> **Objective**:
Copy all of the data below word for word, leaving out the pictures.

Dataset entries:
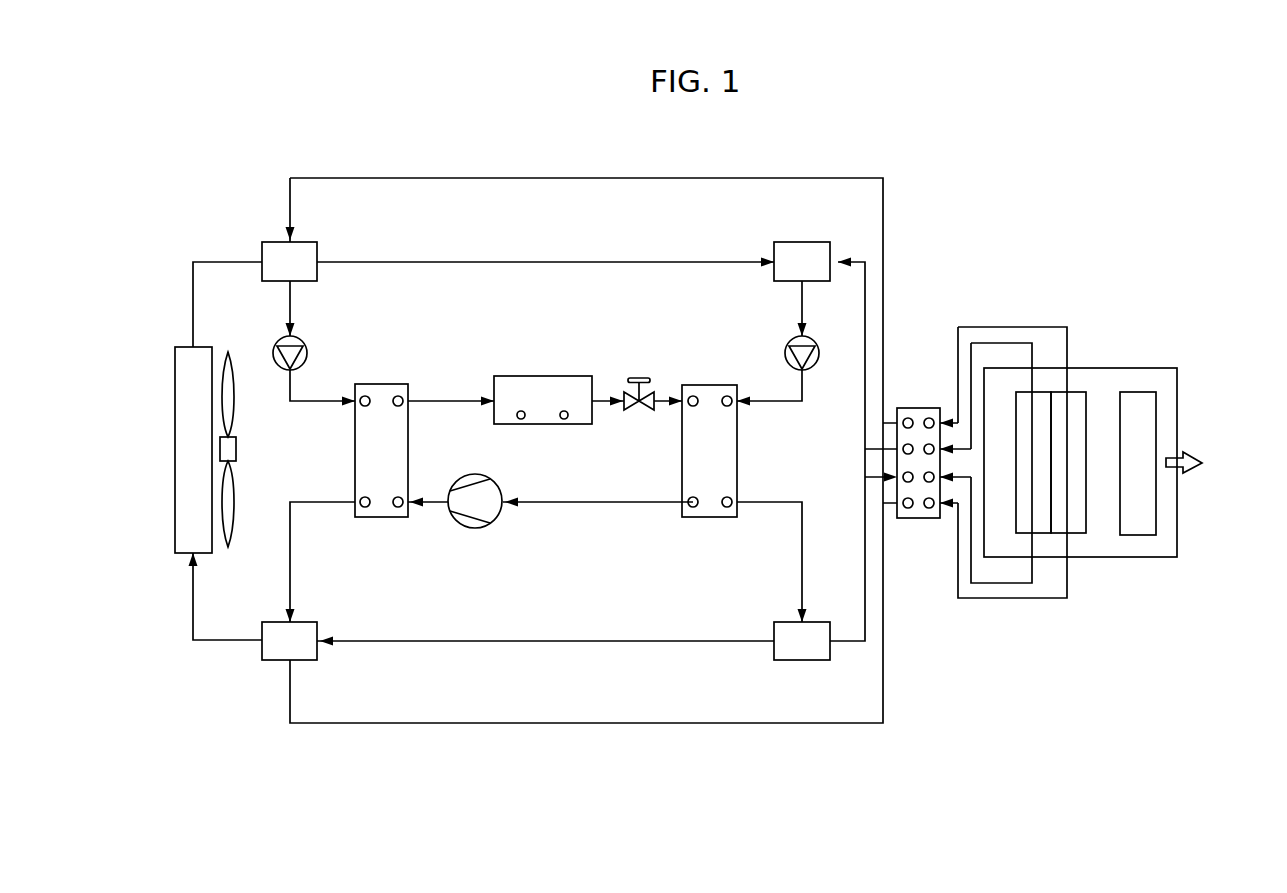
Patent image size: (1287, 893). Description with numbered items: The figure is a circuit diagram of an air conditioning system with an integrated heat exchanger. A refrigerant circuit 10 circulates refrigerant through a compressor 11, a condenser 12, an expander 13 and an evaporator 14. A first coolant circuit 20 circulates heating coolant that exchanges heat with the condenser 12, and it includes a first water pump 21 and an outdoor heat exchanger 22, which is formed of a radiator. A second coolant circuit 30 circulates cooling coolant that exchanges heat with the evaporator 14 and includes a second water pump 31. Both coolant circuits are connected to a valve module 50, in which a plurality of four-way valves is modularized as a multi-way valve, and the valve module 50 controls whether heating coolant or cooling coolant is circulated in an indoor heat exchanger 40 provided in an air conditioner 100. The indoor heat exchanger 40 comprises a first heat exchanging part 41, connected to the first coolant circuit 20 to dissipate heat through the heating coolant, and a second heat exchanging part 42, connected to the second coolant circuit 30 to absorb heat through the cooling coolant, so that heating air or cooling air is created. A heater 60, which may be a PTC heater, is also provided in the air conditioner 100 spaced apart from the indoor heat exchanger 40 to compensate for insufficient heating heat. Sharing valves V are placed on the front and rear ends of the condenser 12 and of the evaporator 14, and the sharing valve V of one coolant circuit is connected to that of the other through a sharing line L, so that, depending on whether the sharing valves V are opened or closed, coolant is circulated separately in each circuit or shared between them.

The refrigerant circuit 10 is at (588, 503).
The compressor 11 is at (469, 528).
The condenser 12 is at (385, 384).
The expander 13 is at (636, 376).
The evaporator 14 is at (708, 385).
The first coolant circuit 20 is at (221, 642).
The first water pump 21 is at (300, 341).
The outdoor heat exchanger 22 is at (180, 346).
The second coolant circuit 30 is at (865, 310).
The second water pump 31 is at (808, 367).
The indoor heat exchanger 40 is at (1044, 510).
The first heat exchanging part 41 is at (1039, 527).
The second heat exchanging part 42 is at (1078, 525).
The valve module 50 is at (917, 532).
The heater 60 is at (1147, 500).
The air conditioner 100 is at (1105, 362).
The sharing valve V is at (270, 242).
The sharing line L is at (540, 262).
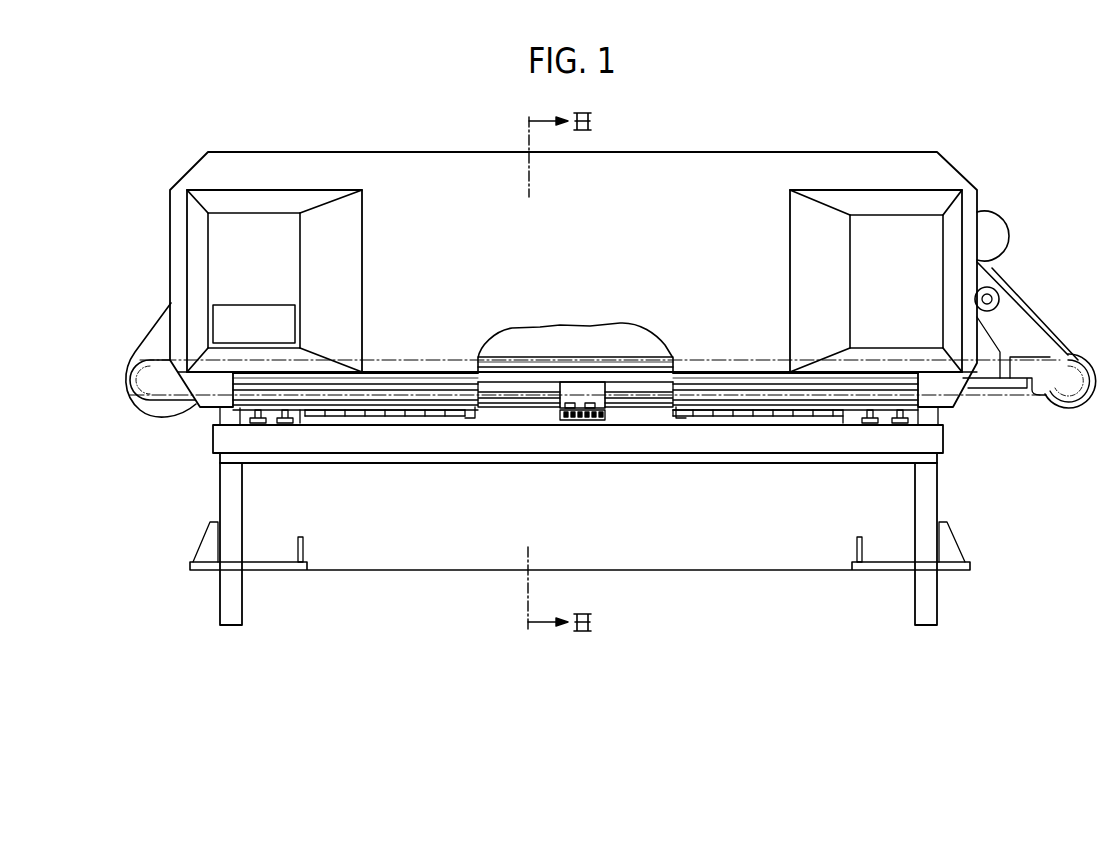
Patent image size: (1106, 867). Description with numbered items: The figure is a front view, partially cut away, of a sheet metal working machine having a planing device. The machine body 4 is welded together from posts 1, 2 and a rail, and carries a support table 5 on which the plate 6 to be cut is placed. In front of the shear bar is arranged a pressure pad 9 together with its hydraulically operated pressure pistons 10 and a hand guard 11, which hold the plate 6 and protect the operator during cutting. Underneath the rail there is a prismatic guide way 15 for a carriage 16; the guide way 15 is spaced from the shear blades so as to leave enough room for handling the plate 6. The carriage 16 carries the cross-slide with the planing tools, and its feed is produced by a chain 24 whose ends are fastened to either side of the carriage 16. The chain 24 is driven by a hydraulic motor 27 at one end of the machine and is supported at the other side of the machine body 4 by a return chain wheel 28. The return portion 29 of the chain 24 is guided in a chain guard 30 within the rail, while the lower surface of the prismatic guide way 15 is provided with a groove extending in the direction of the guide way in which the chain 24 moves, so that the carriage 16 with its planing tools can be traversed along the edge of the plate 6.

The post 1 is at (220, 613).
The post 2 is at (930, 615).
The machine body 4 is at (425, 596).
The support table 5 is at (617, 447).
The plate 6 is at (720, 428).
The pressure pad 9 is at (707, 178).
The pressure pistons 10 is at (285, 427).
The hand guard 11 is at (815, 403).
The prismatic guide way 15 is at (507, 377).
The carriage 16 is at (573, 388).
The chain 24 is at (520, 403).
The hydraulic motor 27 is at (126, 388).
The return chain wheel 28 is at (1062, 388).
The return portion 29 is at (643, 360).
The chain guard 30 is at (603, 360).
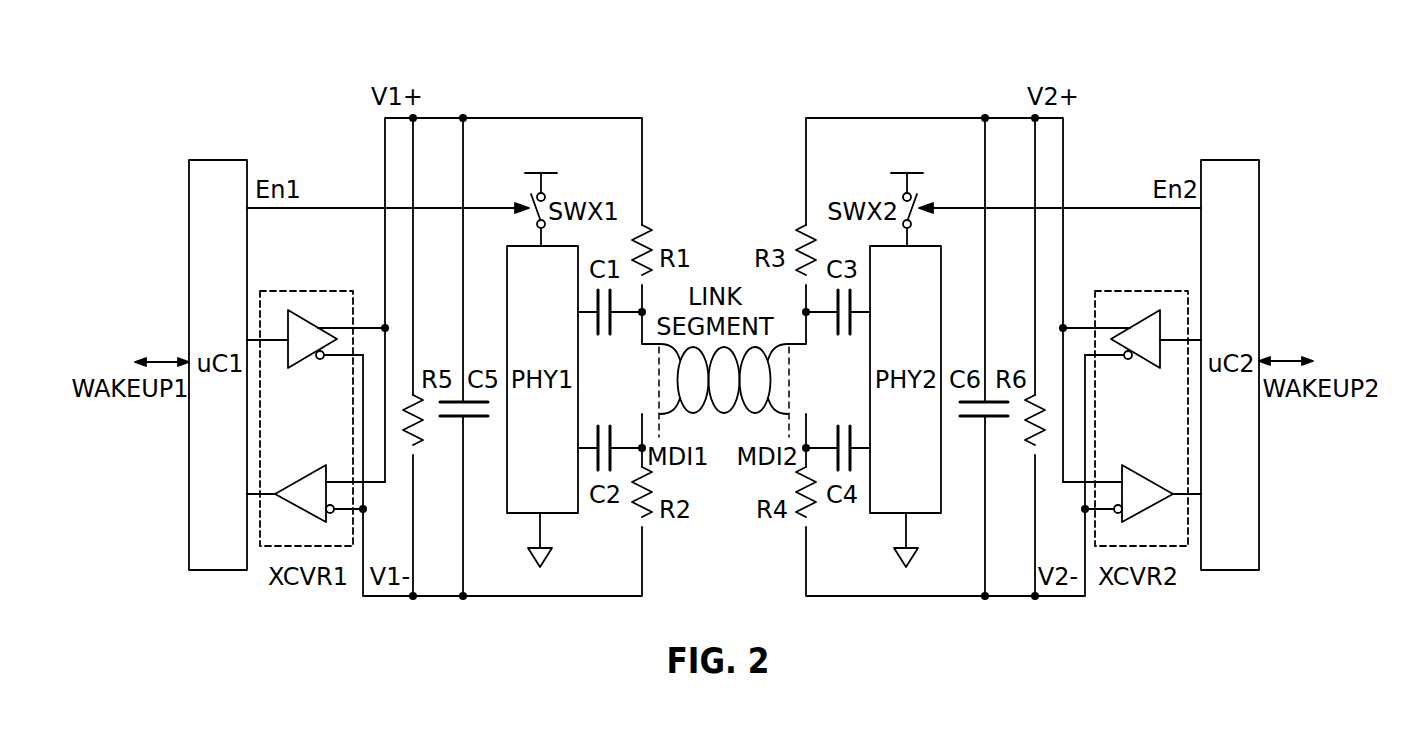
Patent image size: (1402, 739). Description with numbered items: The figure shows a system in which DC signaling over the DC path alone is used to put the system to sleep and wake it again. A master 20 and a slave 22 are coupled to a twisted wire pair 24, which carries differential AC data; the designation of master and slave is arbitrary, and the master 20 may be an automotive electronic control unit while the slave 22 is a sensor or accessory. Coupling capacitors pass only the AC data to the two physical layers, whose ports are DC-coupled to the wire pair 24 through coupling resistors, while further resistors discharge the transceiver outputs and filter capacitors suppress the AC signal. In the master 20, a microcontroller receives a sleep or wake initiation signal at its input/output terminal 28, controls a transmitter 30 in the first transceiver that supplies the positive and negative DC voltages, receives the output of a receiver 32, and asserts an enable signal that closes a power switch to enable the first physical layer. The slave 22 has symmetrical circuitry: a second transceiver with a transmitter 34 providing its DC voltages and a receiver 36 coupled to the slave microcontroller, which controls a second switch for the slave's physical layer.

The master 20 is at (158, 227).
The slave 22 is at (1290, 227).
The twisted wire pair 24 is at (727, 414).
The input/output terminal 28 is at (188, 356).
The transmitter 30 is at (306, 369).
The receiver 32 is at (293, 485).
The transmitter 34 is at (1142, 369).
The receiver 36 is at (1155, 485).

> **Output of the exercise**:
Patent image size: (1287, 893). Description with numbered items: The figure is a circuit diagram of an air conditioning system with an integrated heat exchanger. A refrigerant circuit 10 circulates refrigerant through a compressor 11, a condenser 12, an expander 13 and an evaporator 14. A first coolant circuit 20 circulates heating coolant that exchanges heat with the condenser 12, and it includes a first water pump 21 and an outdoor heat exchanger 22, which is formed of a radiator. A second coolant circuit 30 circulates cooling coolant that exchanges heat with the evaporator 14 and includes a second water pump 31. Both coolant circuits are connected to a valve module 50, in which a plurality of four-way valves is modularized as a multi-way valve, and the valve module 50 controls whether heating coolant or cooling coolant is circulated in an indoor heat exchanger 40 provided in an air conditioner 100. The indoor heat exchanger 40 comprises a first heat exchanging part 41, connected to the first coolant circuit 20 to dissipate heat through the heating coolant, and a second heat exchanging part 42, connected to the second coolant circuit 30 to absorb heat through the cooling coolant, so that heating air or cooling air is created. A heater 60, which may be a PTC heater, is also provided in the air conditioner 100 spaced apart from the indoor heat exchanger 40 to compensate for insufficient heating heat. Sharing valves V are placed on the front and rear ends of the condenser 12 and of the evaporator 14, and the sharing valve V of one coolant circuit is connected to that of the other through a sharing line L, so that, depending on whether the sharing valves V are opened or closed, coolant is circulated separately in each circuit or shared between them.

The refrigerant circuit 10 is at (588, 503).
The compressor 11 is at (469, 528).
The condenser 12 is at (385, 384).
The expander 13 is at (636, 376).
The evaporator 14 is at (708, 385).
The first coolant circuit 20 is at (221, 642).
The first water pump 21 is at (300, 341).
The outdoor heat exchanger 22 is at (180, 346).
The second coolant circuit 30 is at (865, 310).
The second water pump 31 is at (808, 367).
The indoor heat exchanger 40 is at (1044, 510).
The first heat exchanging part 41 is at (1039, 527).
The second heat exchanging part 42 is at (1078, 525).
The valve module 50 is at (917, 532).
The heater 60 is at (1147, 500).
The air conditioner 100 is at (1105, 362).
The sharing valve V is at (270, 242).
The sharing line L is at (540, 262).
Patent image size: (1106, 867). Description with numbered items: The figure is a front view, partially cut away, of a sheet metal working machine having a planing device. The machine body 4 is welded together from posts 1, 2 and a rail, and carries a support table 5 on which the plate 6 to be cut is placed. In front of the shear bar is arranged a pressure pad 9 together with its hydraulically operated pressure pistons 10 and a hand guard 11, which hold the plate 6 and protect the operator during cutting. Underneath the rail there is a prismatic guide way 15 for a carriage 16; the guide way 15 is spaced from the shear blades so as to leave enough room for handling the plate 6. The carriage 16 carries the cross-slide with the planing tools, and its feed is produced by a chain 24 whose ends are fastened to either side of the carriage 16. The chain 24 is driven by a hydraulic motor 27 at one end of the machine and is supported at the other side of the machine body 4 by a return chain wheel 28. The return portion 29 of the chain 24 is guided in a chain guard 30 within the rail, while the lower surface of the prismatic guide way 15 is provided with a groove extending in the direction of the guide way in which the chain 24 moves, so that the carriage 16 with its planing tools can be traversed along the edge of the plate 6.

The post 1 is at (220, 613).
The post 2 is at (930, 615).
The machine body 4 is at (425, 596).
The support table 5 is at (617, 447).
The plate 6 is at (720, 428).
The pressure pad 9 is at (707, 178).
The pressure pistons 10 is at (285, 427).
The hand guard 11 is at (815, 403).
The prismatic guide way 15 is at (507, 377).
The carriage 16 is at (573, 388).
The chain 24 is at (520, 403).
The hydraulic motor 27 is at (126, 388).
The return chain wheel 28 is at (1062, 388).
The return portion 29 is at (643, 360).
The chain guard 30 is at (603, 360).
Patent image size: (1402, 739). Description with numbered items: The figure shows a system in which DC signaling over the DC path alone is used to put the system to sleep and wake it again. A master 20 and a slave 22 are coupled to a twisted wire pair 24, which carries differential AC data; the designation of master and slave is arbitrary, and the master 20 may be an automotive electronic control unit while the slave 22 is a sensor or accessory. Coupling capacitors pass only the AC data to the two physical layers, whose ports are DC-coupled to the wire pair 24 through coupling resistors, while further resistors discharge the transceiver outputs and filter capacitors suppress the AC signal. In the master 20, a microcontroller receives a sleep or wake initiation signal at its input/output terminal 28, controls a transmitter 30 in the first transceiver that supplies the positive and negative DC voltages, receives the output of a receiver 32, and asserts an enable signal that closes a power switch to enable the first physical layer. The slave 22 has symmetrical circuitry: a second transceiver with a transmitter 34 providing its DC voltages and a receiver 36 coupled to the slave microcontroller, which controls a second switch for the slave's physical layer.

The master 20 is at (158, 227).
The slave 22 is at (1290, 227).
The twisted wire pair 24 is at (727, 414).
The input/output terminal 28 is at (188, 356).
The transmitter 30 is at (306, 369).
The receiver 32 is at (293, 485).
The transmitter 34 is at (1142, 369).
The receiver 36 is at (1155, 485).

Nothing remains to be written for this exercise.